EXERCISE REQUIREMENTS: Go over the entries below line by line, copying each one that contains the word "Jérusalem".

Saved data entries:

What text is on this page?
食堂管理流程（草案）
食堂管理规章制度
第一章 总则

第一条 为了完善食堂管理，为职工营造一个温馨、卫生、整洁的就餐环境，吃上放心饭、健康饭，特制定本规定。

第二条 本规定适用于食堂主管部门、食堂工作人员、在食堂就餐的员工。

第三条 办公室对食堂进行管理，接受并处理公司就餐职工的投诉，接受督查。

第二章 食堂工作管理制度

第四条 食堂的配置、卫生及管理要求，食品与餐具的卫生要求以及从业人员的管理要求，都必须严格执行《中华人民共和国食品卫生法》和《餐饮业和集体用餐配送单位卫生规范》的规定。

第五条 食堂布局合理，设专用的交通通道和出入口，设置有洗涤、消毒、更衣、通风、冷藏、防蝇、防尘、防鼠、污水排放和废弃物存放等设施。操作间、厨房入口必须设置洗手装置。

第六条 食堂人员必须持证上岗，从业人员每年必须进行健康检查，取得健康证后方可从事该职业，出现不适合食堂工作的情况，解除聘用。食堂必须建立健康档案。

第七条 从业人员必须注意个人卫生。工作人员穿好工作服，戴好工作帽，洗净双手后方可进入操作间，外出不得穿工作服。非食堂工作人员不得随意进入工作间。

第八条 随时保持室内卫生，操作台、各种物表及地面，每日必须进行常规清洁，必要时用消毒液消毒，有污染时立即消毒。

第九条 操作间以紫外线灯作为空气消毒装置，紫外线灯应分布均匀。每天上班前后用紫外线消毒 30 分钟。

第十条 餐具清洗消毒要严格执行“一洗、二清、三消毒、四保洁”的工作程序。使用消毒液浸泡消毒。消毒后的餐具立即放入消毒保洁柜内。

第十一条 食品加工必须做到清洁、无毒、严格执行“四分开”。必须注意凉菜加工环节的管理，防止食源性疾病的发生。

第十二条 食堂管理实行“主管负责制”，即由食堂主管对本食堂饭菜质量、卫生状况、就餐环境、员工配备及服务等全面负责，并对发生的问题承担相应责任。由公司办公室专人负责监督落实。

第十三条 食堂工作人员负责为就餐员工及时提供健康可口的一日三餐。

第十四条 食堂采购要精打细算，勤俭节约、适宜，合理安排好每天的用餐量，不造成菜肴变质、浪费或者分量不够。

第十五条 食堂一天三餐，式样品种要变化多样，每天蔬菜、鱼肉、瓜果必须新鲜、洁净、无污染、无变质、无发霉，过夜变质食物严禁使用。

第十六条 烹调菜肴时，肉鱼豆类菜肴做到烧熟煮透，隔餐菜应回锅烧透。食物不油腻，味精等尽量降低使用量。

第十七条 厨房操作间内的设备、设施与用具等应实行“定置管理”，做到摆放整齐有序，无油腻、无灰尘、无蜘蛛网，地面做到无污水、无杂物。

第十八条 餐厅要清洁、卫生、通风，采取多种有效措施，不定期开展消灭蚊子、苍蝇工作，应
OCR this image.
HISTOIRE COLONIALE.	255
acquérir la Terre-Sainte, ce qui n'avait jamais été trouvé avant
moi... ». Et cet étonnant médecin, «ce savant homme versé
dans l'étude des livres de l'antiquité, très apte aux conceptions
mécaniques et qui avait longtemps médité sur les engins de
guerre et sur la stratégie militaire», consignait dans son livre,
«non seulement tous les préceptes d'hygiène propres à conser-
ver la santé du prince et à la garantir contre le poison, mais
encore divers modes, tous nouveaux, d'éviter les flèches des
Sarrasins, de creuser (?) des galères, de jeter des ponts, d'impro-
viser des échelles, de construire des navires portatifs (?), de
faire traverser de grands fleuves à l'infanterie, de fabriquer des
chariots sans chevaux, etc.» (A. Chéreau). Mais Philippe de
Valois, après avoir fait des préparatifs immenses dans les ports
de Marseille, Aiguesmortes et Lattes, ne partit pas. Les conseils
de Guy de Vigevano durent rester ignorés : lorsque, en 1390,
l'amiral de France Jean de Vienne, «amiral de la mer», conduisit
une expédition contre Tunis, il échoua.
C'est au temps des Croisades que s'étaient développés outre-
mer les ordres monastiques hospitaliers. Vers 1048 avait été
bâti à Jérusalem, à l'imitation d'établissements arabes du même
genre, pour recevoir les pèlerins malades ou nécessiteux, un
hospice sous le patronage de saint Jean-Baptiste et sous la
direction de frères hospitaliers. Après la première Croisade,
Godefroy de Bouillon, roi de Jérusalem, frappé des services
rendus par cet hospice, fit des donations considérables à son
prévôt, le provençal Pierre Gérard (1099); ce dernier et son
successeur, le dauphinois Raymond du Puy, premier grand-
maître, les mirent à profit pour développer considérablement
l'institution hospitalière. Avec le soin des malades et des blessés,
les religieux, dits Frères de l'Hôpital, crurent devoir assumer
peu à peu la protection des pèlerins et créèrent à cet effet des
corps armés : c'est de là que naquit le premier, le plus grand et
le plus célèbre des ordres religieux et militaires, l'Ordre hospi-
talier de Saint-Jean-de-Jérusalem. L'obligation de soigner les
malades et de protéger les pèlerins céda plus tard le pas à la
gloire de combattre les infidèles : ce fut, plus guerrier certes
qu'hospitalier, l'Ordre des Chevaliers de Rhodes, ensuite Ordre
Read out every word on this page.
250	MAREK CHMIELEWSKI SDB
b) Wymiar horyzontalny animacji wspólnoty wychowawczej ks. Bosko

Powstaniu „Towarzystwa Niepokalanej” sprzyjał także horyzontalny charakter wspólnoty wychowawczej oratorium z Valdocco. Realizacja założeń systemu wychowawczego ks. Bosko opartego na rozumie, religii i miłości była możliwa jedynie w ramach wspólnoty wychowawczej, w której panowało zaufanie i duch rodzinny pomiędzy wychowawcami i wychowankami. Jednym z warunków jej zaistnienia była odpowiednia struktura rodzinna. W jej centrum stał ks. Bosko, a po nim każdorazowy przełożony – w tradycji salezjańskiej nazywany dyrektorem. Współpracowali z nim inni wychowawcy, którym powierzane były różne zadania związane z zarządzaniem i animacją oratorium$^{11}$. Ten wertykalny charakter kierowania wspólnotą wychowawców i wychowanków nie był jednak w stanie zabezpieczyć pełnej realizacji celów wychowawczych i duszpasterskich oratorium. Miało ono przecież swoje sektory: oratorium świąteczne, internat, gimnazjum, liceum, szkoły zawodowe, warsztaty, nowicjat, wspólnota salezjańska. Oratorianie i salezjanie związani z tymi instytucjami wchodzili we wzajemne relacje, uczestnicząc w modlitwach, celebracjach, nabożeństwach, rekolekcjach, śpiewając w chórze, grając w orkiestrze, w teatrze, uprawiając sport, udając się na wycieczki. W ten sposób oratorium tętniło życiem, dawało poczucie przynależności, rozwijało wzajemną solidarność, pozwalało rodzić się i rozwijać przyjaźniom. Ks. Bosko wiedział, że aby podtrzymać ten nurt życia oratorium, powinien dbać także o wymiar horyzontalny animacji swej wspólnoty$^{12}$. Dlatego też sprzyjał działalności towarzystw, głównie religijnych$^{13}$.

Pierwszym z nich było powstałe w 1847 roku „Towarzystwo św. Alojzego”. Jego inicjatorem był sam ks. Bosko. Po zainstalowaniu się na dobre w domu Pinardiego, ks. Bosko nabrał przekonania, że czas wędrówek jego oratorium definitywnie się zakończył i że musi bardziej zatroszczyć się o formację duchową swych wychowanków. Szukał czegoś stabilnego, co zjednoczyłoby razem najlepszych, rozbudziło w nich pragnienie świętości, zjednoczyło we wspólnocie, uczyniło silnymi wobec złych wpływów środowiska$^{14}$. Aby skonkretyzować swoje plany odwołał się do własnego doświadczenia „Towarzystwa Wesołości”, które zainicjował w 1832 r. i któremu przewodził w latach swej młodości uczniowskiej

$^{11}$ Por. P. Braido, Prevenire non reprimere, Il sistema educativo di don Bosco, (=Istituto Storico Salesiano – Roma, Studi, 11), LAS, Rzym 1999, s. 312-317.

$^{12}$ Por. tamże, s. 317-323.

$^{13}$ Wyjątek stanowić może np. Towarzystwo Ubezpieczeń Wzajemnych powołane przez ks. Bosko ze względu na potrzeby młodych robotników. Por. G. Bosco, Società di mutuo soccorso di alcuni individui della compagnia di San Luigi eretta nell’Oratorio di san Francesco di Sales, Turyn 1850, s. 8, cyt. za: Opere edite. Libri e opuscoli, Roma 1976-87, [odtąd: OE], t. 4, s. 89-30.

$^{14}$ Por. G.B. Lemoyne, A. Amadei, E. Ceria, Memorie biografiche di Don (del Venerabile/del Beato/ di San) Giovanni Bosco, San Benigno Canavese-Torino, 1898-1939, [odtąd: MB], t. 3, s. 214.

RESULT:
bâti à Jérusalem, à l'imitation d'établissements arabes du même
Godefroy de Bouillon, roi de Jérusalem, frappé des services
talier de Saint-Jean-de-Jérusalem. L'obligation de soigner les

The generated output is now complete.